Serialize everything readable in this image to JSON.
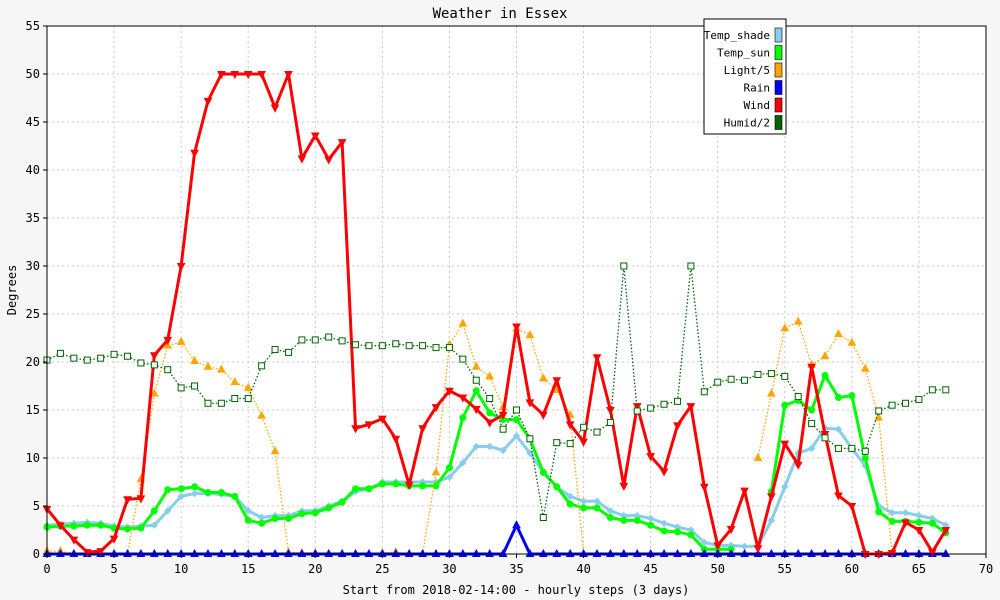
{
  "chart_data": {
    "type": "line",
    "title": "Weather in Essex",
    "xlabel": "Start from 2018-02-14:00 - hourly steps (3 days)",
    "ylabel": "Degrees",
    "xlim": [
      0,
      70
    ],
    "ylim": [
      0,
      55
    ],
    "x_ticks": [
      0,
      5,
      10,
      15,
      20,
      25,
      30,
      35,
      40,
      45,
      50,
      55,
      60,
      65,
      70
    ],
    "y_ticks": [
      0,
      5,
      10,
      15,
      20,
      25,
      30,
      35,
      40,
      45,
      50,
      55
    ],
    "grid": true,
    "legend_position": "top-right",
    "x": [
      0,
      1,
      2,
      3,
      4,
      5,
      6,
      7,
      8,
      9,
      10,
      11,
      12,
      13,
      14,
      15,
      16,
      17,
      18,
      19,
      20,
      21,
      22,
      23,
      24,
      25,
      26,
      27,
      28,
      29,
      30,
      31,
      32,
      33,
      34,
      35,
      36,
      37,
      38,
      39,
      40,
      41,
      42,
      43,
      44,
      45,
      46,
      47,
      48,
      49,
      50,
      51,
      52,
      53,
      54,
      55,
      56,
      57,
      58,
      59,
      60,
      61,
      62,
      63,
      64,
      65,
      66,
      67
    ],
    "series": [
      {
        "name": "Temp_shade",
        "color": "#87ceeb",
        "style": "solid",
        "marker": "diamond",
        "values": [
          3.0,
          3.1,
          3.2,
          3.3,
          3.2,
          2.9,
          2.8,
          2.9,
          3.0,
          4.5,
          6.0,
          6.3,
          6.3,
          6.2,
          6.0,
          4.5,
          3.8,
          4.0,
          4.0,
          4.5,
          4.5,
          5.0,
          5.5,
          6.5,
          6.8,
          7.5,
          7.5,
          7.5,
          7.5,
          7.5,
          8.0,
          9.5,
          11.2,
          11.2,
          10.8,
          12.3,
          10.5,
          8.5,
          7.0,
          6.0,
          5.5,
          5.5,
          4.5,
          4.0,
          4.0,
          3.7,
          3.2,
          2.8,
          2.5,
          1.2,
          0.9,
          0.9,
          0.8,
          0.8,
          3.5,
          7.0,
          10.5,
          11.0,
          13.1,
          13.0,
          11.0,
          9.2,
          5.0,
          4.3,
          4.3,
          4.0,
          3.7,
          3.0
        ]
      },
      {
        "name": "Temp_sun",
        "color": "#00ff00",
        "style": "solid",
        "marker": "circle",
        "values": [
          2.8,
          2.9,
          2.9,
          3.0,
          3.0,
          2.7,
          2.6,
          2.7,
          4.5,
          6.7,
          6.8,
          7.0,
          6.4,
          6.4,
          6.0,
          3.5,
          3.2,
          3.7,
          3.7,
          4.2,
          4.3,
          4.8,
          5.4,
          6.8,
          6.8,
          7.3,
          7.3,
          7.1,
          7.1,
          7.1,
          9.0,
          14.2,
          17.0,
          14.7,
          14.0,
          14.0,
          12.0,
          8.5,
          7.0,
          5.2,
          4.8,
          4.8,
          3.8,
          3.5,
          3.5,
          3.0,
          2.4,
          2.3,
          2.0,
          0.5,
          0.5,
          0.5,
          null,
          null,
          6.5,
          15.5,
          16.0,
          15.0,
          18.6,
          16.3,
          16.5,
          10.0,
          4.4,
          3.4,
          3.4,
          3.3,
          3.2,
          2.2
        ]
      },
      {
        "name": "Light/5",
        "color": "#ffa500",
        "style": "dotted",
        "marker": "triangle-up",
        "values": [
          0.3,
          0.3,
          0.0,
          0.0,
          0.0,
          0.0,
          0.0,
          7.8,
          16.7,
          21.7,
          22.1,
          20.1,
          19.5,
          19.2,
          17.9,
          17.3,
          14.4,
          10.7,
          0.2,
          0.1,
          0.1,
          0.0,
          0.0,
          0.0,
          0.0,
          0.1,
          0.2,
          0.0,
          0.0,
          8.5,
          21.8,
          24.0,
          19.5,
          18.5,
          15.3,
          23.5,
          22.8,
          18.3,
          17.1,
          14.5,
          0.0,
          null,
          null,
          null,
          null,
          null,
          null,
          null,
          null,
          null,
          null,
          null,
          null,
          10.0,
          16.7,
          23.5,
          24.2,
          19.7,
          20.6,
          22.9,
          22.0,
          19.3,
          14.2,
          0.1,
          0.0,
          0.0,
          0.0,
          0.0
        ]
      },
      {
        "name": "Rain",
        "color": "#0000ff",
        "style": "solid",
        "marker": "triangle-up",
        "values": [
          0,
          0,
          0,
          0,
          0,
          0,
          0,
          0,
          0,
          0,
          0,
          0,
          0,
          0,
          0,
          0,
          0,
          0,
          0,
          0,
          0,
          0,
          0,
          0,
          0,
          0,
          0,
          0,
          0,
          0,
          0,
          0,
          0,
          0,
          0,
          3.0,
          0,
          0,
          0,
          0,
          0,
          0,
          0,
          0,
          0,
          0,
          0,
          0,
          0,
          0,
          0,
          0,
          0,
          0,
          0,
          0,
          0,
          0,
          0,
          0,
          0,
          0,
          0,
          0,
          0,
          0,
          0,
          0
        ]
      },
      {
        "name": "Wind",
        "color": "#ff0000",
        "style": "solid",
        "marker": "triangle-down",
        "values": [
          4.7,
          3.0,
          1.5,
          0.2,
          0.3,
          1.6,
          5.7,
          5.8,
          20.7,
          22.3,
          30.0,
          41.8,
          47.2,
          50.0,
          50.0,
          50.0,
          50.0,
          46.5,
          50.0,
          41.2,
          43.6,
          41.1,
          42.9,
          13.1,
          13.5,
          14.1,
          12.0,
          7.2,
          13.1,
          15.3,
          17.0,
          16.3,
          15.1,
          13.7,
          14.5,
          23.7,
          15.8,
          14.5,
          18.1,
          13.5,
          11.7,
          20.5,
          15.0,
          7.1,
          15.4,
          10.2,
          8.6,
          13.4,
          15.4,
          7.0,
          0.9,
          2.6,
          6.6,
          0.6,
          6.0,
          11.5,
          9.3,
          19.5,
          12.5,
          6.1,
          5.0,
          0.0,
          0.0,
          0.1,
          3.3,
          2.5,
          0.2,
          2.5
        ]
      },
      {
        "name": "Humid/2",
        "color": "#006400",
        "style": "dotted",
        "marker": "square",
        "values": [
          20.2,
          20.9,
          20.4,
          20.2,
          20.4,
          20.8,
          20.6,
          19.9,
          19.7,
          19.2,
          17.3,
          17.5,
          15.7,
          15.7,
          16.2,
          16.2,
          19.6,
          21.3,
          21.0,
          22.3,
          22.3,
          22.6,
          22.2,
          21.8,
          21.7,
          21.7,
          21.9,
          21.7,
          21.7,
          21.5,
          21.5,
          20.3,
          18.1,
          16.2,
          13.0,
          15.0,
          12.0,
          3.8,
          11.6,
          11.5,
          13.2,
          12.7,
          13.7,
          30.0,
          14.9,
          15.2,
          15.6,
          15.9,
          30.0,
          16.9,
          17.9,
          18.2,
          18.1,
          18.7,
          18.8,
          18.5,
          16.4,
          13.6,
          12.1,
          11.0,
          11.0,
          10.7,
          14.9,
          15.5,
          15.7,
          16.1,
          17.1,
          17.1
        ]
      }
    ]
  }
}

▶ Required work: The data should be printed again unchanged; leave its pictures out.

▶ Solution:
Serialize everything readable in this image to JSON.
{
  "chart_data": {
    "type": "line",
    "title": "Weather in Essex",
    "xlabel": "Start from 2018-02-14:00 - hourly steps (3 days)",
    "ylabel": "Degrees",
    "xlim": [
      0,
      70
    ],
    "ylim": [
      0,
      55
    ],
    "x_ticks": [
      0,
      5,
      10,
      15,
      20,
      25,
      30,
      35,
      40,
      45,
      50,
      55,
      60,
      65,
      70
    ],
    "y_ticks": [
      0,
      5,
      10,
      15,
      20,
      25,
      30,
      35,
      40,
      45,
      50,
      55
    ],
    "grid": true,
    "legend_position": "top-right",
    "x": [
      0,
      1,
      2,
      3,
      4,
      5,
      6,
      7,
      8,
      9,
      10,
      11,
      12,
      13,
      14,
      15,
      16,
      17,
      18,
      19,
      20,
      21,
      22,
      23,
      24,
      25,
      26,
      27,
      28,
      29,
      30,
      31,
      32,
      33,
      34,
      35,
      36,
      37,
      38,
      39,
      40,
      41,
      42,
      43,
      44,
      45,
      46,
      47,
      48,
      49,
      50,
      51,
      52,
      53,
      54,
      55,
      56,
      57,
      58,
      59,
      60,
      61,
      62,
      63,
      64,
      65,
      66,
      67
    ],
    "series": [
      {
        "name": "Temp_shade",
        "color": "#87ceeb",
        "style": "solid",
        "marker": "diamond",
        "values": [
          3.0,
          3.1,
          3.2,
          3.3,
          3.2,
          2.9,
          2.8,
          2.9,
          3.0,
          4.5,
          6.0,
          6.3,
          6.3,
          6.2,
          6.0,
          4.5,
          3.8,
          4.0,
          4.0,
          4.5,
          4.5,
          5.0,
          5.5,
          6.5,
          6.8,
          7.5,
          7.5,
          7.5,
          7.5,
          7.5,
          8.0,
          9.5,
          11.2,
          11.2,
          10.8,
          12.3,
          10.5,
          8.5,
          7.0,
          6.0,
          5.5,
          5.5,
          4.5,
          4.0,
          4.0,
          3.7,
          3.2,
          2.8,
          2.5,
          1.2,
          0.9,
          0.9,
          0.8,
          0.8,
          3.5,
          7.0,
          10.5,
          11.0,
          13.1,
          13.0,
          11.0,
          9.2,
          5.0,
          4.3,
          4.3,
          4.0,
          3.7,
          3.0
        ]
      },
      {
        "name": "Temp_sun",
        "color": "#00ff00",
        "style": "solid",
        "marker": "circle",
        "values": [
          2.8,
          2.9,
          2.9,
          3.0,
          3.0,
          2.7,
          2.6,
          2.7,
          4.5,
          6.7,
          6.8,
          7.0,
          6.4,
          6.4,
          6.0,
          3.5,
          3.2,
          3.7,
          3.7,
          4.2,
          4.3,
          4.8,
          5.4,
          6.8,
          6.8,
          7.3,
          7.3,
          7.1,
          7.1,
          7.1,
          9.0,
          14.2,
          17.0,
          14.7,
          14.0,
          14.0,
          12.0,
          8.5,
          7.0,
          5.2,
          4.8,
          4.8,
          3.8,
          3.5,
          3.5,
          3.0,
          2.4,
          2.3,
          2.0,
          0.5,
          0.5,
          0.5,
          null,
          null,
          6.5,
          15.5,
          16.0,
          15.0,
          18.6,
          16.3,
          16.5,
          10.0,
          4.4,
          3.4,
          3.4,
          3.3,
          3.2,
          2.2
        ]
      },
      {
        "name": "Light/5",
        "color": "#ffa500",
        "style": "dotted",
        "marker": "triangle-up",
        "values": [
          0.3,
          0.3,
          0.0,
          0.0,
          0.0,
          0.0,
          0.0,
          7.8,
          16.7,
          21.7,
          22.1,
          20.1,
          19.5,
          19.2,
          17.9,
          17.3,
          14.4,
          10.7,
          0.2,
          0.1,
          0.1,
          0.0,
          0.0,
          0.0,
          0.0,
          0.1,
          0.2,
          0.0,
          0.0,
          8.5,
          21.8,
          24.0,
          19.5,
          18.5,
          15.3,
          23.5,
          22.8,
          18.3,
          17.1,
          14.5,
          0.0,
          null,
          null,
          null,
          null,
          null,
          null,
          null,
          null,
          null,
          null,
          null,
          null,
          10.0,
          16.7,
          23.5,
          24.2,
          19.7,
          20.6,
          22.9,
          22.0,
          19.3,
          14.2,
          0.1,
          0.0,
          0.0,
          0.0,
          0.0
        ]
      },
      {
        "name": "Rain",
        "color": "#0000ff",
        "style": "solid",
        "marker": "triangle-up",
        "values": [
          0,
          0,
          0,
          0,
          0,
          0,
          0,
          0,
          0,
          0,
          0,
          0,
          0,
          0,
          0,
          0,
          0,
          0,
          0,
          0,
          0,
          0,
          0,
          0,
          0,
          0,
          0,
          0,
          0,
          0,
          0,
          0,
          0,
          0,
          0,
          3.0,
          0,
          0,
          0,
          0,
          0,
          0,
          0,
          0,
          0,
          0,
          0,
          0,
          0,
          0,
          0,
          0,
          0,
          0,
          0,
          0,
          0,
          0,
          0,
          0,
          0,
          0,
          0,
          0,
          0,
          0,
          0,
          0
        ]
      },
      {
        "name": "Wind",
        "color": "#ff0000",
        "style": "solid",
        "marker": "triangle-down",
        "values": [
          4.7,
          3.0,
          1.5,
          0.2,
          0.3,
          1.6,
          5.7,
          5.8,
          20.7,
          22.3,
          30.0,
          41.8,
          47.2,
          50.0,
          50.0,
          50.0,
          50.0,
          46.5,
          50.0,
          41.2,
          43.6,
          41.1,
          42.9,
          13.1,
          13.5,
          14.1,
          12.0,
          7.2,
          13.1,
          15.3,
          17.0,
          16.3,
          15.1,
          13.7,
          14.5,
          23.7,
          15.8,
          14.5,
          18.1,
          13.5,
          11.7,
          20.5,
          15.0,
          7.1,
          15.4,
          10.2,
          8.6,
          13.4,
          15.4,
          7.0,
          0.9,
          2.6,
          6.6,
          0.6,
          6.0,
          11.5,
          9.3,
          19.5,
          12.5,
          6.1,
          5.0,
          0.0,
          0.0,
          0.1,
          3.3,
          2.5,
          0.2,
          2.5
        ]
      },
      {
        "name": "Humid/2",
        "color": "#006400",
        "style": "dotted",
        "marker": "square",
        "values": [
          20.2,
          20.9,
          20.4,
          20.2,
          20.4,
          20.8,
          20.6,
          19.9,
          19.7,
          19.2,
          17.3,
          17.5,
          15.7,
          15.7,
          16.2,
          16.2,
          19.6,
          21.3,
          21.0,
          22.3,
          22.3,
          22.6,
          22.2,
          21.8,
          21.7,
          21.7,
          21.9,
          21.7,
          21.7,
          21.5,
          21.5,
          20.3,
          18.1,
          16.2,
          13.0,
          15.0,
          12.0,
          3.8,
          11.6,
          11.5,
          13.2,
          12.7,
          13.7,
          30.0,
          14.9,
          15.2,
          15.6,
          15.9,
          30.0,
          16.9,
          17.9,
          18.2,
          18.1,
          18.7,
          18.8,
          18.5,
          16.4,
          13.6,
          12.1,
          11.0,
          11.0,
          10.7,
          14.9,
          15.5,
          15.7,
          16.1,
          17.1,
          17.1
        ]
      }
    ]
  }
}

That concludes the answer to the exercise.